> Short task: For each line in the data below that holds "points", return a copy.

> Stored data:
------------------------------------------------
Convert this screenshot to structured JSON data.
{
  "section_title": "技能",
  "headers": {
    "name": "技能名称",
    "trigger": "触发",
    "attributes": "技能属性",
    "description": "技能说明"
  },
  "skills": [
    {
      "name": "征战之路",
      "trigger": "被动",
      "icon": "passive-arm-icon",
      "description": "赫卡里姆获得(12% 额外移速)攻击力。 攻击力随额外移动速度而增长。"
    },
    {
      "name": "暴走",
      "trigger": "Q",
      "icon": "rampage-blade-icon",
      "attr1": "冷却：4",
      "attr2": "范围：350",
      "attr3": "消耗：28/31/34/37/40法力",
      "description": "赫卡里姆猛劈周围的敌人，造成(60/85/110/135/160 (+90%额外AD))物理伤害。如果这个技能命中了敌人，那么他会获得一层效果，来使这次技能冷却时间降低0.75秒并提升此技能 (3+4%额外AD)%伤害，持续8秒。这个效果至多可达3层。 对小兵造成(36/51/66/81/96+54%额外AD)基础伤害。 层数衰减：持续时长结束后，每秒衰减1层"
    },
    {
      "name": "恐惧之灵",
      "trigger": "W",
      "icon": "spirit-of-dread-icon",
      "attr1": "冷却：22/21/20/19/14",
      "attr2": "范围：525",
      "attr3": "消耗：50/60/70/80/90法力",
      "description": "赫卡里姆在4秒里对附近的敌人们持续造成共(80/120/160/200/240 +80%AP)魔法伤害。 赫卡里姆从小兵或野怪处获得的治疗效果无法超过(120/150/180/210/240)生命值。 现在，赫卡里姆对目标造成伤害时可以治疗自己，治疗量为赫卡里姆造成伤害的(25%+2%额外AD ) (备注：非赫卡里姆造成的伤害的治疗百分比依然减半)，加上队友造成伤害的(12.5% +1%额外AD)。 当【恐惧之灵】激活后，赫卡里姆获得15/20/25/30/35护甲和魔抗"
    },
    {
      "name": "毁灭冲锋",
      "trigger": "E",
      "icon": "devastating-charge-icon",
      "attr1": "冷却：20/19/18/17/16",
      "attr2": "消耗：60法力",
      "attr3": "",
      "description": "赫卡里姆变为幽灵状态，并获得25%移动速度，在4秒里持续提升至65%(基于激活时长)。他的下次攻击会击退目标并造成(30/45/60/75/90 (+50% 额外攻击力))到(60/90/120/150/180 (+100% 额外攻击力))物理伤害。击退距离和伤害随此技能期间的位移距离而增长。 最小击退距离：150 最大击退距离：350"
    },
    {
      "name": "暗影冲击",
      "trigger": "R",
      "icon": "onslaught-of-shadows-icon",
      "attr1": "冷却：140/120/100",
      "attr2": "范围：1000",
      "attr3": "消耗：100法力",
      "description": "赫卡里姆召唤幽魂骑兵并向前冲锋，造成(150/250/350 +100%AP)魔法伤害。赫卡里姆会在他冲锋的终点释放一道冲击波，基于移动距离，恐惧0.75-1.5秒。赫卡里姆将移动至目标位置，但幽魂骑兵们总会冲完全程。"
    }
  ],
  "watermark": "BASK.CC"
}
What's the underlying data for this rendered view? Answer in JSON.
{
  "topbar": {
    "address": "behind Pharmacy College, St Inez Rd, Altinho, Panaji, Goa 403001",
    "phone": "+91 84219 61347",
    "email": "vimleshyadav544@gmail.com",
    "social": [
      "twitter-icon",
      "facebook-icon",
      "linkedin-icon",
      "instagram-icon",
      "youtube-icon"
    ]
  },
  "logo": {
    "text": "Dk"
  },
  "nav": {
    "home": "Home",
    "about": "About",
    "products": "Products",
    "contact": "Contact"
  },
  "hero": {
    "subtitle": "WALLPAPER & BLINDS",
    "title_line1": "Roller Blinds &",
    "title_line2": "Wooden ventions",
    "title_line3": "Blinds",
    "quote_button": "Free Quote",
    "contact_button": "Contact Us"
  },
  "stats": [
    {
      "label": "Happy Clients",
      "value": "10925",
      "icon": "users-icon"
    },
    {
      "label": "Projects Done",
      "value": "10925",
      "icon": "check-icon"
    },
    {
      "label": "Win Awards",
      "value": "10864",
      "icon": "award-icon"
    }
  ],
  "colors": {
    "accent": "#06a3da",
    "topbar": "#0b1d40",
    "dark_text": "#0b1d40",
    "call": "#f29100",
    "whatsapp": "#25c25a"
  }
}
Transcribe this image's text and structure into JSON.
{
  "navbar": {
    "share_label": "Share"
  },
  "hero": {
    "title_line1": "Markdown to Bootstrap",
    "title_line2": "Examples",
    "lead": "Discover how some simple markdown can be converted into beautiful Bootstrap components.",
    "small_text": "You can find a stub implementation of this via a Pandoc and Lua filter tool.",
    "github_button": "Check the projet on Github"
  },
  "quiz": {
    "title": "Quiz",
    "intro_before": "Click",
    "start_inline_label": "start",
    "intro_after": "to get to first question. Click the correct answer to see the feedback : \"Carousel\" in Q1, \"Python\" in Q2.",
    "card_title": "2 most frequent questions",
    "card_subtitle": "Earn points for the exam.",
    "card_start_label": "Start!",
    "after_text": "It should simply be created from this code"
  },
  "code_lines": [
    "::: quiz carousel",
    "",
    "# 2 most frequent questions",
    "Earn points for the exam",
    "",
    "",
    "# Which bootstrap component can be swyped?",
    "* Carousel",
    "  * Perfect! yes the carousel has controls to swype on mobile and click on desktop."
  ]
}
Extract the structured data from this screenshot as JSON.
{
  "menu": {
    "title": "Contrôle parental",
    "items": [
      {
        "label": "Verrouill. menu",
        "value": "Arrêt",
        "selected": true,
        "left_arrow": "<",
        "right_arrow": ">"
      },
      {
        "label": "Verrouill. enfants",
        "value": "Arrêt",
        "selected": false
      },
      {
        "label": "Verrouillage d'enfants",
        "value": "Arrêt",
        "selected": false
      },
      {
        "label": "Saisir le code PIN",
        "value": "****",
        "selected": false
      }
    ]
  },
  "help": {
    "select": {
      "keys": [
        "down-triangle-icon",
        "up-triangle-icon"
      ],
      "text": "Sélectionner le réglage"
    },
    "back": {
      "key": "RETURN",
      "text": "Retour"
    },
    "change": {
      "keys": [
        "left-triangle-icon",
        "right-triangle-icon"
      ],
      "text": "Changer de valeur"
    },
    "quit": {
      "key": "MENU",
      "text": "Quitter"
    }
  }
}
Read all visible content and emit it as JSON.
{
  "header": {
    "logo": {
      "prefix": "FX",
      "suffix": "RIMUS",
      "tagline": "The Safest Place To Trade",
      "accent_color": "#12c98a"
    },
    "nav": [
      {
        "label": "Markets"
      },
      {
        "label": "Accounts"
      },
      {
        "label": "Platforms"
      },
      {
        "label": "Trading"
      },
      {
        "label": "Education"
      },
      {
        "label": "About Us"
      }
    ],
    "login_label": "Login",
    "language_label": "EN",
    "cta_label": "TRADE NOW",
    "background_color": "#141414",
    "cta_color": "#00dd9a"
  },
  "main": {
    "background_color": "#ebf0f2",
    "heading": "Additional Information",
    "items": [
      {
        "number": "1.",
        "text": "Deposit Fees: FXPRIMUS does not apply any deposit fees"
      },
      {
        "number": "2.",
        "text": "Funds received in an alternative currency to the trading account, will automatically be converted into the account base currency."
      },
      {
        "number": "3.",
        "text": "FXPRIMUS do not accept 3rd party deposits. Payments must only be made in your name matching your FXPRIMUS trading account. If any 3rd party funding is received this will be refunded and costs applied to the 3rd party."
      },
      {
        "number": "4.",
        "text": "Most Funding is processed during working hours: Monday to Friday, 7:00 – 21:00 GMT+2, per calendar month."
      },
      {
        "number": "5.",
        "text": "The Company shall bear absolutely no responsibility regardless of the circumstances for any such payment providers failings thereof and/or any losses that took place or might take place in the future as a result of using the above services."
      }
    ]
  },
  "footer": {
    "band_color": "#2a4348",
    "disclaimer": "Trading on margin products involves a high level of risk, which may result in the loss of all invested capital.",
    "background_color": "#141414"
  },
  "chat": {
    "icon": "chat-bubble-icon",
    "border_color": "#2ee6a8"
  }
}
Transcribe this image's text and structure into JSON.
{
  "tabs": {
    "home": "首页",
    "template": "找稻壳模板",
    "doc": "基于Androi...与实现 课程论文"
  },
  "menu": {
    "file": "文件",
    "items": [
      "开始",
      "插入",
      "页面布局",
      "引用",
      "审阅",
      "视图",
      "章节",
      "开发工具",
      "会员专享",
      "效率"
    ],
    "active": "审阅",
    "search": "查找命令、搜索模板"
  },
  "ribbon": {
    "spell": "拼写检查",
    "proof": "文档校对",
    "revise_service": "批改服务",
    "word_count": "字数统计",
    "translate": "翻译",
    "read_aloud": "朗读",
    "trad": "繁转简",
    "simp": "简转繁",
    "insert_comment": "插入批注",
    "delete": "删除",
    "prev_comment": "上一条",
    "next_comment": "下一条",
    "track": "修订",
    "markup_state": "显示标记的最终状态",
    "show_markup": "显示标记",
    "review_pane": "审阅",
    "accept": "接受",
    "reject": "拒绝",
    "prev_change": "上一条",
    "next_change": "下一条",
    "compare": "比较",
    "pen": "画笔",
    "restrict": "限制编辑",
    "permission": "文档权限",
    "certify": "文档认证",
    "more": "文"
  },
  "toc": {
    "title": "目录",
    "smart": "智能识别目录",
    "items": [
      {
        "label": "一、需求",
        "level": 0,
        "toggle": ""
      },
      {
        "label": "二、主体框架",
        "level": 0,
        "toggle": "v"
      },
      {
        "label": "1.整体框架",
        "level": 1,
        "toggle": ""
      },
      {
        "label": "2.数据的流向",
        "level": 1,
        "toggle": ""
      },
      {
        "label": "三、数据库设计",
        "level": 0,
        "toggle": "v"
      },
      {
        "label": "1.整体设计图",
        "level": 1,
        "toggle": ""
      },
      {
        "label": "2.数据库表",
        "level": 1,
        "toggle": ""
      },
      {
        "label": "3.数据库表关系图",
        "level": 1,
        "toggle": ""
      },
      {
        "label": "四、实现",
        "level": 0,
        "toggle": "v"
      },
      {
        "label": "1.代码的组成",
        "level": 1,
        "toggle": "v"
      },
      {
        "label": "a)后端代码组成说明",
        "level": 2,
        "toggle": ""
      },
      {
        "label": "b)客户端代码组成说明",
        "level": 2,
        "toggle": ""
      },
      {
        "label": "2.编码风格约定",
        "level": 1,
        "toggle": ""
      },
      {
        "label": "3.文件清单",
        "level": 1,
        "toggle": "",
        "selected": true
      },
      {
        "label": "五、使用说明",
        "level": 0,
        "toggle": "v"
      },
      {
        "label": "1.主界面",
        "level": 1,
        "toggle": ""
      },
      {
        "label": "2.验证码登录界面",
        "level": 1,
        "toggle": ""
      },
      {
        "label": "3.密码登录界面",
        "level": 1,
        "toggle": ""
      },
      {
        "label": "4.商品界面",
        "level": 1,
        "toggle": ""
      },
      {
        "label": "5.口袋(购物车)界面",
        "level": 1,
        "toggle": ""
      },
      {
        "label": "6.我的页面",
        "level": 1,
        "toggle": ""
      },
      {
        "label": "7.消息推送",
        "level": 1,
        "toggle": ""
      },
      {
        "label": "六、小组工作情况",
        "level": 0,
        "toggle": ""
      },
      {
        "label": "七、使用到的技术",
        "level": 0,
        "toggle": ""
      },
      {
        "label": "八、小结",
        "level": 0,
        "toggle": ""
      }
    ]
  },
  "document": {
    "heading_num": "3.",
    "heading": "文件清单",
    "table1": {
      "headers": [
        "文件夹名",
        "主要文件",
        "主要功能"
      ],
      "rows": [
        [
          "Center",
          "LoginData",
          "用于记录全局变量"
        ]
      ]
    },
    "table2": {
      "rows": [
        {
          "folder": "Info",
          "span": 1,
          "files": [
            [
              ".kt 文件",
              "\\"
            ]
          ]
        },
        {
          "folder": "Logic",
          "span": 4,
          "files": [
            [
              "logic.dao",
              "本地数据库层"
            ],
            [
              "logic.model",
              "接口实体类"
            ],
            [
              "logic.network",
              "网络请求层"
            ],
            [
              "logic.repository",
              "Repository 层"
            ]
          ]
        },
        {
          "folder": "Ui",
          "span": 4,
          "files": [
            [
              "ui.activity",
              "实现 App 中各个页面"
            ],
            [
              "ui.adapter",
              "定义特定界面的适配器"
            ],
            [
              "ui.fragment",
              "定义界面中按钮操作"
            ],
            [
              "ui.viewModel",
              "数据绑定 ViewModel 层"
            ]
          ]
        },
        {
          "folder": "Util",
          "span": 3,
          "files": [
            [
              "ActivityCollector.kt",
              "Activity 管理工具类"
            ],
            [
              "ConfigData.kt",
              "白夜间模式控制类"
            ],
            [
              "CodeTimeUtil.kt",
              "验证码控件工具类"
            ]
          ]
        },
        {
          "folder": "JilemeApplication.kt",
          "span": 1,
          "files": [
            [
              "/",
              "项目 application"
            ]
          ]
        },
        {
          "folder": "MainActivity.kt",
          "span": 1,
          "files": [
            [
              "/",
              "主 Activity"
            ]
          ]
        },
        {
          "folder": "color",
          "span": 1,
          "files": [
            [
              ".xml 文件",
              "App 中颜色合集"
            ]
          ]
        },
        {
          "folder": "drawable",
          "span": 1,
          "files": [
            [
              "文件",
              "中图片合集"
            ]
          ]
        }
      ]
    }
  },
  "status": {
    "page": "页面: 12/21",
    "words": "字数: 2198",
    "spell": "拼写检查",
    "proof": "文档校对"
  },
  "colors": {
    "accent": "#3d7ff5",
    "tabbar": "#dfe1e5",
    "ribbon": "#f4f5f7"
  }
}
------------------------------------------------
> Result for this task:
    "card_subtitle": "Earn points for the exam.",
    "Earn points for the exam",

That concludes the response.